WRITTEN REQUEST:
Keep only the lines where "body" appears.

>> start RAW RECORDS

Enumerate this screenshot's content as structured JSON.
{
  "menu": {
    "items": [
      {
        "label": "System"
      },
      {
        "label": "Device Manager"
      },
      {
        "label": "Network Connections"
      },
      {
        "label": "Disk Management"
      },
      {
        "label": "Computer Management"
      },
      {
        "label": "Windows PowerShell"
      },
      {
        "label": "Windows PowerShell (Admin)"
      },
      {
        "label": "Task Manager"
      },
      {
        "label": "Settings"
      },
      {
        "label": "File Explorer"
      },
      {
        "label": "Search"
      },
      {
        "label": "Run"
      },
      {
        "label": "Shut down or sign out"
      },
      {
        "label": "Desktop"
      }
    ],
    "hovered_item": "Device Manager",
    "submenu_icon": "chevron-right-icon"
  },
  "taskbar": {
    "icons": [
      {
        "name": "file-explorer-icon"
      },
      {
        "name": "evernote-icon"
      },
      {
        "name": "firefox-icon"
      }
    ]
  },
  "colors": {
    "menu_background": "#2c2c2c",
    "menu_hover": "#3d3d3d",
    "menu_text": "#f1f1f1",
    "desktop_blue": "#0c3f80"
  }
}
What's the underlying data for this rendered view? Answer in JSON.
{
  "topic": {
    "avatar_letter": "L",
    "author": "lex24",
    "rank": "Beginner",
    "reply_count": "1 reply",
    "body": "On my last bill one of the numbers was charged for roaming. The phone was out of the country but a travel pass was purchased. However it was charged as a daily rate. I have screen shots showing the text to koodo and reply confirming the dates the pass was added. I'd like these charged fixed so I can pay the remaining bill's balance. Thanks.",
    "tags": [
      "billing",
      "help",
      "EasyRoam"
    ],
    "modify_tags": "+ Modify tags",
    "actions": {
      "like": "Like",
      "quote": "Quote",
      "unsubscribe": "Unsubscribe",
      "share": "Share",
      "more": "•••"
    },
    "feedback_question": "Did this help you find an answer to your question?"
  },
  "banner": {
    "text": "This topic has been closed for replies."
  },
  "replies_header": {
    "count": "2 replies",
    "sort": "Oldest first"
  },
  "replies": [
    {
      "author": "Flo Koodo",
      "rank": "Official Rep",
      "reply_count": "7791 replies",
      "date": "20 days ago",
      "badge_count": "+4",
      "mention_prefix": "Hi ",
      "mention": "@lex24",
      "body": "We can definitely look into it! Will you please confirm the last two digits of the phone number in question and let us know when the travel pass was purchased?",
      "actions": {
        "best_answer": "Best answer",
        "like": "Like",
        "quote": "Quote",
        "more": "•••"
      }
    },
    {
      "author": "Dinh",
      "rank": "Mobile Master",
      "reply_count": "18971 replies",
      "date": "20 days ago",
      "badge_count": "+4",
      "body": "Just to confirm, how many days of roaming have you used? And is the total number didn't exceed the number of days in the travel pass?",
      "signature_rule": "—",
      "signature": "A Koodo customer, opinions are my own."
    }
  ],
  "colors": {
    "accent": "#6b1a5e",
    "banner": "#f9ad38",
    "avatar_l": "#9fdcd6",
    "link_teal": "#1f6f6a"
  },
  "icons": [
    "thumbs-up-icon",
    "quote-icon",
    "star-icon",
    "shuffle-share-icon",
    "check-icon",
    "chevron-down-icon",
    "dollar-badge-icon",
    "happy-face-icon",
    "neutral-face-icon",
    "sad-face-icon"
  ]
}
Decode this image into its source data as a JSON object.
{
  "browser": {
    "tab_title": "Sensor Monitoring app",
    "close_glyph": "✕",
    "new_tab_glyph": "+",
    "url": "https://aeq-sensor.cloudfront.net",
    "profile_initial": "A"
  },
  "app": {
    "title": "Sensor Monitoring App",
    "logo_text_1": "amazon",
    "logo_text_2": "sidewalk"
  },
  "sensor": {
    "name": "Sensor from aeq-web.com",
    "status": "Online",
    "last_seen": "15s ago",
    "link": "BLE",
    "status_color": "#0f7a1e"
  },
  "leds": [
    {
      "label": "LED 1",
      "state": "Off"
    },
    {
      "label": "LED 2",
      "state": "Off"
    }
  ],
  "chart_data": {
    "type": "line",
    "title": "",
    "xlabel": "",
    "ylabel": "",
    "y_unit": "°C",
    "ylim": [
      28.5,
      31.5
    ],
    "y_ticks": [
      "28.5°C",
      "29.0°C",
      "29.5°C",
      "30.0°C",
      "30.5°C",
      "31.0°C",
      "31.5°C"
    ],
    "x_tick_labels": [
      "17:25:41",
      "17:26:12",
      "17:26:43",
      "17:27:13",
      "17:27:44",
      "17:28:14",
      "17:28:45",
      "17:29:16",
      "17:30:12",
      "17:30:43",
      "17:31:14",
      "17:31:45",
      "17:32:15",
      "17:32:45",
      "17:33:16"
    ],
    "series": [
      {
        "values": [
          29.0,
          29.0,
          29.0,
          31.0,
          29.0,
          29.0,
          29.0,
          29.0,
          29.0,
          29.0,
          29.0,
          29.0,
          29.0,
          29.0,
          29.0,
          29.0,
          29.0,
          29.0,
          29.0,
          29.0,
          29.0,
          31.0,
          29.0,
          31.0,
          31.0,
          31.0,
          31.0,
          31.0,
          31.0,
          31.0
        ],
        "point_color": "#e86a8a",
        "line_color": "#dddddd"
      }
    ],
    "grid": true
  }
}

>> end RAW RECORDS

OUTPUT FOR THIS EXERCISE:
    "body": "On my last bill one of the numbers was charged for roaming. The phone was out of the country but a travel pass was purchased. However it was charged as a daily rate. I have screen shots showing the text to koodo and reply confirming the dates the pass was added. I'd like these charged fixed so I can pay the remaining bill's balance. Thanks.",
      "body": "We can definitely look into it! Will you please confirm the last two digits of the phone number in question and let us know when the travel pass was purchased?",
      "body": "Just to confirm, how many days of roaming have you used? And is the total number didn't exceed the number of days in the travel pass?",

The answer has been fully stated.